→ Information provided:
++++++++
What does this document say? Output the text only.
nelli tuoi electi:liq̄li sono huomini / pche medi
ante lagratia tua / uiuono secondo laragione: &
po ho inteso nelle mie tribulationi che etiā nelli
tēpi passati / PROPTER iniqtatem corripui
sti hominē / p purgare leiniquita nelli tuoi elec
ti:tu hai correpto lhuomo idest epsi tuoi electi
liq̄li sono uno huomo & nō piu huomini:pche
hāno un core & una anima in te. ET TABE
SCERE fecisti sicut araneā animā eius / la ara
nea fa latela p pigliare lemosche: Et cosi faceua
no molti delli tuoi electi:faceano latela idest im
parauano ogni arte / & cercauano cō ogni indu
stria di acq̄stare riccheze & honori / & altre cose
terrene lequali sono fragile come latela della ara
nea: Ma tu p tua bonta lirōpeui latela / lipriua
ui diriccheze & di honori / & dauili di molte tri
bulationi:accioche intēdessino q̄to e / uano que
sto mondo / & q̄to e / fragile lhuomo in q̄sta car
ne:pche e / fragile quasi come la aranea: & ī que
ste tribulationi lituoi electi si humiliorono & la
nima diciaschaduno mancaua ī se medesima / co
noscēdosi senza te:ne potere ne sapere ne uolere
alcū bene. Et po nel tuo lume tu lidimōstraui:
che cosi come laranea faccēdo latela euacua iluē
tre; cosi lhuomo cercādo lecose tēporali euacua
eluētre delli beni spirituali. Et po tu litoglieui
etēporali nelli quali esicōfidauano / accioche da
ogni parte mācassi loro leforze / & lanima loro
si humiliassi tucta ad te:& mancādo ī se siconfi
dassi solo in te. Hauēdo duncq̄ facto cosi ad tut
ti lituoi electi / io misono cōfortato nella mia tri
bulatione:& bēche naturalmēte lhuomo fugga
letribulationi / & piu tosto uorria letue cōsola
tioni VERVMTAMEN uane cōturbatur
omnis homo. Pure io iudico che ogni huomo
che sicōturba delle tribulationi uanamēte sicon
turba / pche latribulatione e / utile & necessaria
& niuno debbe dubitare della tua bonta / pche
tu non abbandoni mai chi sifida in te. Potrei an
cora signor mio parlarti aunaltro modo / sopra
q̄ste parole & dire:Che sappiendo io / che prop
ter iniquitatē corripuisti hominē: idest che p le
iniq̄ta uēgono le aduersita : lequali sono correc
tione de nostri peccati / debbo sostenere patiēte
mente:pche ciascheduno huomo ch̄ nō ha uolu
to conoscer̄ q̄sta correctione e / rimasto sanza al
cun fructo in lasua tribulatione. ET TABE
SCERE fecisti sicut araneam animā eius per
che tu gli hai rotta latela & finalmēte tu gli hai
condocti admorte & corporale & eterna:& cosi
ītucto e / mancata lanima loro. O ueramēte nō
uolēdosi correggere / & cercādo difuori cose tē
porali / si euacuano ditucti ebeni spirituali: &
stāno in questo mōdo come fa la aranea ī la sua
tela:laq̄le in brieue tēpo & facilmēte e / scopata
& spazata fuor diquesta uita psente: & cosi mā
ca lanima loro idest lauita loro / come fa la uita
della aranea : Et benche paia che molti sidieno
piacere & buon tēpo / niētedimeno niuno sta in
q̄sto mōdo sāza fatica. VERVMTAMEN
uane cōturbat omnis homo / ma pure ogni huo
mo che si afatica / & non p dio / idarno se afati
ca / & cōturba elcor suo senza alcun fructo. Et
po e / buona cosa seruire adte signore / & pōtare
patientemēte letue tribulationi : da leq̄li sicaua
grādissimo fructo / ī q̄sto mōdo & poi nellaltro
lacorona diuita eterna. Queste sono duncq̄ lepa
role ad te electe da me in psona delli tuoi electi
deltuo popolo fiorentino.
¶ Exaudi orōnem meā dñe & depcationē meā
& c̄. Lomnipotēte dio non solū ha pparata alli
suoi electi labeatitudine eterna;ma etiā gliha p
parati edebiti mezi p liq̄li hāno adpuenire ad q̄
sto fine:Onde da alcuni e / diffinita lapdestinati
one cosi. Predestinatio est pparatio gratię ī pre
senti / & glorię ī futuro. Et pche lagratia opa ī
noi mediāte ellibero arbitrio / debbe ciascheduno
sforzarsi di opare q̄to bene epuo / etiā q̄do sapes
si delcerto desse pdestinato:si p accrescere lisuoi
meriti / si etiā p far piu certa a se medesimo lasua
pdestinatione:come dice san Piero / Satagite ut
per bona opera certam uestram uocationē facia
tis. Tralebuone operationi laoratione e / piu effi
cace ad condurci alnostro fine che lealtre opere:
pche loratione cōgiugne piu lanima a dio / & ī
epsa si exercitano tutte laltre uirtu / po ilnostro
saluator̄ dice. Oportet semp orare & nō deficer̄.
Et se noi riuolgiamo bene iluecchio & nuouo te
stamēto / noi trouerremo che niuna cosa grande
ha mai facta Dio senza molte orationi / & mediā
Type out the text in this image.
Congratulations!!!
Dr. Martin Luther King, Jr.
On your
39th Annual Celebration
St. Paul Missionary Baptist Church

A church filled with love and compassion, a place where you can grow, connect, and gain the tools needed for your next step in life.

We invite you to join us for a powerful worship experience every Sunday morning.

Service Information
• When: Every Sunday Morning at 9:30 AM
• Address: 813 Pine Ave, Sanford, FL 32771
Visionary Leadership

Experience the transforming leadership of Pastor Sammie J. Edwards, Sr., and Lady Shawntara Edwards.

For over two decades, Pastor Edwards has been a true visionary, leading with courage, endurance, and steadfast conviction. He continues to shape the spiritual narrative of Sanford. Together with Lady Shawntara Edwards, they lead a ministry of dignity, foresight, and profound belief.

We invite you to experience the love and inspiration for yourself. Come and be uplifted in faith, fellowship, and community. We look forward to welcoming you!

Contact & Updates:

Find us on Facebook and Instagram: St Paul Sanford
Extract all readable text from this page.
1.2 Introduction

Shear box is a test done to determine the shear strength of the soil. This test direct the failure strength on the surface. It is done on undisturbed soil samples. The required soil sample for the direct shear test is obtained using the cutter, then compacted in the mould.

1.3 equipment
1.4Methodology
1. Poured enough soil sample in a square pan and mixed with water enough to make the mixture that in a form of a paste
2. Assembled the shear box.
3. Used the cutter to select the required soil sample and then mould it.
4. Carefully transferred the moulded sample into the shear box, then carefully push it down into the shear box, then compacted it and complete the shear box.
++++++++
→ Exercise goal: Only lines holding the string "lituoi" are wanted; gather each one from the entries above.

→ Final result:
ste tribulationi lituoi electi si humiliorono & la
ti lituoi electi / io misono cōfortato nella mia tri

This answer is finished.